WHAT IS BEING ASKED:
What follows is a listing to be transcribed exactly.

━━━━━━━━━━━━━━━━

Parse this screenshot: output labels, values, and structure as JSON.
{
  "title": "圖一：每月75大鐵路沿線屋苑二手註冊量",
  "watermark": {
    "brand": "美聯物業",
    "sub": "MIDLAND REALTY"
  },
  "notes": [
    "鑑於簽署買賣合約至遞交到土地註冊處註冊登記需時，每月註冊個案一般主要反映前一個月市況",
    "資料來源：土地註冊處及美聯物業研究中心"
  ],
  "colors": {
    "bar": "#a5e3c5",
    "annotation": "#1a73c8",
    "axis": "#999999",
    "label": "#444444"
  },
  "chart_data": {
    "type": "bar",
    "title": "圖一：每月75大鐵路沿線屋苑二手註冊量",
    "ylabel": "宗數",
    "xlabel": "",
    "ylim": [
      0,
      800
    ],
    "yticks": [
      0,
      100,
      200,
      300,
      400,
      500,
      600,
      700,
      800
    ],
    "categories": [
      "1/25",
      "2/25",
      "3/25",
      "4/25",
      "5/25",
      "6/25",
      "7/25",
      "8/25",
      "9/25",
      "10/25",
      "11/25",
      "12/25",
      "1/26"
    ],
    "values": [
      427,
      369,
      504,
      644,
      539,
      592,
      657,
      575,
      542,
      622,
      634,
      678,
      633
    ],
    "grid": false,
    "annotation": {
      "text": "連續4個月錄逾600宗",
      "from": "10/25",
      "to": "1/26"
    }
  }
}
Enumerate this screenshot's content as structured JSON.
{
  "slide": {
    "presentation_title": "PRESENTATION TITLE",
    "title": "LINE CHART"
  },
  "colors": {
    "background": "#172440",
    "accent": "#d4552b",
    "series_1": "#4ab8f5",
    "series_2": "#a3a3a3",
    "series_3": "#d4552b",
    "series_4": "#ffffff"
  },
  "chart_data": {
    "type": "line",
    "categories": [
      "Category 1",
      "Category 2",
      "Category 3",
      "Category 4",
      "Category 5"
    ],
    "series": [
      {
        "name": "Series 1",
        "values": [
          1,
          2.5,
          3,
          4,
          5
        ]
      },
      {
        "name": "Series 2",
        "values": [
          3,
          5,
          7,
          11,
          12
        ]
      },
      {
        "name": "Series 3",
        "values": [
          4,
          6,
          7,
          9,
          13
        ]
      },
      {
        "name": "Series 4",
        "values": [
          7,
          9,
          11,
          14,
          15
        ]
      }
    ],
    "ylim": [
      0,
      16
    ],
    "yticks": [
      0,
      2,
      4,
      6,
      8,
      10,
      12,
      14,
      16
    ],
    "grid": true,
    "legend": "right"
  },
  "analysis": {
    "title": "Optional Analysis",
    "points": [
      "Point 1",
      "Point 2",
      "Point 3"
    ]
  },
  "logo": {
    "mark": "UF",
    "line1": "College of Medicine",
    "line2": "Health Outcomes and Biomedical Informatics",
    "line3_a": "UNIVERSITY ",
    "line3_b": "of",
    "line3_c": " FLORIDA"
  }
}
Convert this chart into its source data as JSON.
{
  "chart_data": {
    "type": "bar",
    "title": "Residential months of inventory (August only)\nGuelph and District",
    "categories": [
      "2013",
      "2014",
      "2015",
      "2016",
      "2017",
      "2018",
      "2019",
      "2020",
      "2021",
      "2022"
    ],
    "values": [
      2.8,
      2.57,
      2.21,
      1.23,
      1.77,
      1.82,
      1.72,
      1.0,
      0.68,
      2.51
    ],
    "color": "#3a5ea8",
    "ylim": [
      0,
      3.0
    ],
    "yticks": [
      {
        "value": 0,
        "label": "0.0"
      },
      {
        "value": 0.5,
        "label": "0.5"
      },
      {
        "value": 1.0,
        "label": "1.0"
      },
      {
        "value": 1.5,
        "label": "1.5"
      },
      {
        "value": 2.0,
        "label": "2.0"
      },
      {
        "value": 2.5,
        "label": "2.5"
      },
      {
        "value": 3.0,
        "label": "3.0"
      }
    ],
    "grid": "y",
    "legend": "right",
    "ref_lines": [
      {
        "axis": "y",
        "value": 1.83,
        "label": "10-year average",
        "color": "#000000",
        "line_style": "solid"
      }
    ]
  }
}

━━━━━━━━━━━━━━━━

RESPONSE FOR THIS EXERCISE:
Parse this screenshot: output labels, values, and structure as JSON.
{
  "title": "圖一：每月75大鐵路沿線屋苑二手註冊量",
  "watermark": {
    "brand": "美聯物業",
    "sub": "MIDLAND REALTY"
  },
  "notes": [
    "鑑於簽署買賣合約至遞交到土地註冊處註冊登記需時，每月註冊個案一般主要反映前一個月市況",
    "資料來源：土地註冊處及美聯物業研究中心"
  ],
  "colors": {
    "bar": "#a5e3c5",
    "annotation": "#1a73c8",
    "axis": "#999999",
    "label": "#444444"
  },
  "chart_data": {
    "type": "bar",
    "title": "圖一：每月75大鐵路沿線屋苑二手註冊量",
    "ylabel": "宗數",
    "xlabel": "",
    "ylim": [
      0,
      800
    ],
    "yticks": [
      0,
      100,
      200,
      300,
      400,
      500,
      600,
      700,
      800
    ],
    "categories": [
      "1/25",
      "2/25",
      "3/25",
      "4/25",
      "5/25",
      "6/25",
      "7/25",
      "8/25",
      "9/25",
      "10/25",
      "11/25",
      "12/25",
      "1/26"
    ],
    "values": [
      427,
      369,
      504,
      644,
      539,
      592,
      657,
      575,
      542,
      622,
      634,
      678,
      633
    ],
    "grid": false,
    "annotation": {
      "text": "連續4個月錄逾600宗",
      "from": "10/25",
      "to": "1/26"
    }
  }
}
Enumerate this screenshot's content as structured JSON.
{
  "slide": {
    "presentation_title": "PRESENTATION TITLE",
    "title": "LINE CHART"
  },
  "colors": {
    "background": "#172440",
    "accent": "#d4552b",
    "series_1": "#4ab8f5",
    "series_2": "#a3a3a3",
    "series_3": "#d4552b",
    "series_4": "#ffffff"
  },
  "chart_data": {
    "type": "line",
    "categories": [
      "Category 1",
      "Category 2",
      "Category 3",
      "Category 4",
      "Category 5"
    ],
    "series": [
      {
        "name": "Series 1",
        "values": [
          1,
          2.5,
          3,
          4,
          5
        ]
      },
      {
        "name": "Series 2",
        "values": [
          3,
          5,
          7,
          11,
          12
        ]
      },
      {
        "name": "Series 3",
        "values": [
          4,
          6,
          7,
          9,
          13
        ]
      },
      {
        "name": "Series 4",
        "values": [
          7,
          9,
          11,
          14,
          15
        ]
      }
    ],
    "ylim": [
      0,
      16
    ],
    "yticks": [
      0,
      2,
      4,
      6,
      8,
      10,
      12,
      14,
      16
    ],
    "grid": true,
    "legend": "right"
  },
  "analysis": {
    "title": "Optional Analysis",
    "points": [
      "Point 1",
      "Point 2",
      "Point 3"
    ]
  },
  "logo": {
    "mark": "UF",
    "line1": "College of Medicine",
    "line2": "Health Outcomes and Biomedical Informatics",
    "line3_a": "UNIVERSITY ",
    "line3_b": "of",
    "line3_c": " FLORIDA"
  }
}
Convert this chart into its source data as JSON.
{
  "chart_data": {
    "type": "bar",
    "title": "Residential months of inventory (August only)\nGuelph and District",
    "categories": [
      "2013",
      "2014",
      "2015",
      "2016",
      "2017",
      "2018",
      "2019",
      "2020",
      "2021",
      "2022"
    ],
    "values": [
      2.8,
      2.57,
      2.21,
      1.23,
      1.77,
      1.82,
      1.72,
      1.0,
      0.68,
      2.51
    ],
    "color": "#3a5ea8",
    "ylim": [
      0,
      3.0
    ],
    "yticks": [
      {
        "value": 0,
        "label": "0.0"
      },
      {
        "value": 0.5,
        "label": "0.5"
      },
      {
        "value": 1.0,
        "label": "1.0"
      },
      {
        "value": 1.5,
        "label": "1.5"
      },
      {
        "value": 2.0,
        "label": "2.0"
      },
      {
        "value": 2.5,
        "label": "2.5"
      },
      {
        "value": 3.0,
        "label": "3.0"
      }
    ],
    "grid": "y",
    "legend": "right",
    "ref_lines": [
      {
        "axis": "y",
        "value": 1.83,
        "label": "10-year average",
        "color": "#000000",
        "line_style": "solid"
      }
    ]
  }
}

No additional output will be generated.